— Begin DATA ENTRIES —
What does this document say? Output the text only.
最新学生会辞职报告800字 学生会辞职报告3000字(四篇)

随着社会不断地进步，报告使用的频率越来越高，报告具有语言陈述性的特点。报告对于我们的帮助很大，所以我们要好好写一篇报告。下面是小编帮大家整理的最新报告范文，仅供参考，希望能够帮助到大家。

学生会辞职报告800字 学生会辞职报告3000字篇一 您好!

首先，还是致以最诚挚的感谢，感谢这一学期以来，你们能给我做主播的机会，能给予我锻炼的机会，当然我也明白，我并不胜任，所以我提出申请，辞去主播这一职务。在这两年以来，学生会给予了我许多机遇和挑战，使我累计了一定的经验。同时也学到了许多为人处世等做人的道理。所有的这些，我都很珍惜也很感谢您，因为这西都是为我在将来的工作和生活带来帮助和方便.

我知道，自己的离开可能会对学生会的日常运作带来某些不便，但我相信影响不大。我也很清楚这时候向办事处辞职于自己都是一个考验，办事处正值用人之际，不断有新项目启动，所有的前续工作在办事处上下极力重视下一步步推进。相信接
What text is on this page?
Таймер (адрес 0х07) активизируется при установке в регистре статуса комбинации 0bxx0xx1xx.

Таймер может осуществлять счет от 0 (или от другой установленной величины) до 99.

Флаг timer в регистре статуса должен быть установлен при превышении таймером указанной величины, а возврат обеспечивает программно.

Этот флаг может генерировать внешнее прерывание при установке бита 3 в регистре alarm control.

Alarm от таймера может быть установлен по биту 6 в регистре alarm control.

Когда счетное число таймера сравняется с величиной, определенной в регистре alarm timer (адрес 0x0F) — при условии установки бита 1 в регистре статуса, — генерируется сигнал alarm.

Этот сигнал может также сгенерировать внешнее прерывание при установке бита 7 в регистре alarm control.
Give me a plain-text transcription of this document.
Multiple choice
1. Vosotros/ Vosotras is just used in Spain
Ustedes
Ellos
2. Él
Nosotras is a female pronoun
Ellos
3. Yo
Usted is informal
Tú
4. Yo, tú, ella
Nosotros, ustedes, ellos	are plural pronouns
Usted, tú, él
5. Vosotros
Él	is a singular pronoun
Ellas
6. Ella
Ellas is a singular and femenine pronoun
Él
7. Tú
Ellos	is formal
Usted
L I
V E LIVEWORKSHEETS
— End DATA ENTRIES —
EXERCISE DIRECTIONS: Reproduce the full listing above, character for character.

ANSWER TO THIS PROBLEM:
What does this document say? Output the text only.
最新学生会辞职报告800字 学生会辞职报告3000字(四篇)

随着社会不断地进步，报告使用的频率越来越高，报告具有语言陈述性的特点。报告对于我们的帮助很大，所以我们要好好写一篇报告。下面是小编帮大家整理的最新报告范文，仅供参考，希望能够帮助到大家。

学生会辞职报告800字 学生会辞职报告3000字篇一 您好!

首先，还是致以最诚挚的感谢，感谢这一学期以来，你们能给我做主播的机会，能给予我锻炼的机会，当然我也明白，我并不胜任，所以我提出申请，辞去主播这一职务。在这两年以来，学生会给予了我许多机遇和挑战，使我累计了一定的经验。同时也学到了许多为人处世等做人的道理。所有的这些，我都很珍惜也很感谢您，因为这西都是为我在将来的工作和生活带来帮助和方便.

我知道，自己的离开可能会对学生会的日常运作带来某些不便，但我相信影响不大。我也很清楚这时候向办事处辞职于自己都是一个考验，办事处正值用人之际，不断有新项目启动，所有的前续工作在办事处上下极力重视下一步步推进。相信接
What text is on this page?
Таймер (адрес 0х07) активизируется при установке в регистре статуса комбинации 0bxx0xx1xx.

Таймер может осуществлять счет от 0 (или от другой установленной величины) до 99.

Флаг timer в регистре статуса должен быть установлен при превышении таймером указанной величины, а возврат обеспечивает программно.

Этот флаг может генерировать внешнее прерывание при установке бита 3 в регистре alarm control.

Alarm от таймера может быть установлен по биту 6 в регистре alarm control.

Когда счетное число таймера сравняется с величиной, определенной в регистре alarm timer (адрес 0x0F) — при условии установки бита 1 в регистре статуса, — генерируется сигнал alarm.

Этот сигнал может также сгенерировать внешнее прерывание при установке бита 7 в регистре alarm control.
Give me a plain-text transcription of this document.
Multiple choice
1. Vosotros/ Vosotras is just used in Spain
Ustedes
Ellos
2. Él
Nosotras is a female pronoun
Ellos
3. Yo
Usted is informal
Tú
4. Yo, tú, ella
Nosotros, ustedes, ellos	are plural pronouns
Usted, tú, él
5. Vosotros
Él	is a singular pronoun
Ellas
6. Ella
Ellas is a singular and femenine pronoun
Él
7. Tú
Ellos	is formal
Usted
L I
V E LIVEWORKSHEETS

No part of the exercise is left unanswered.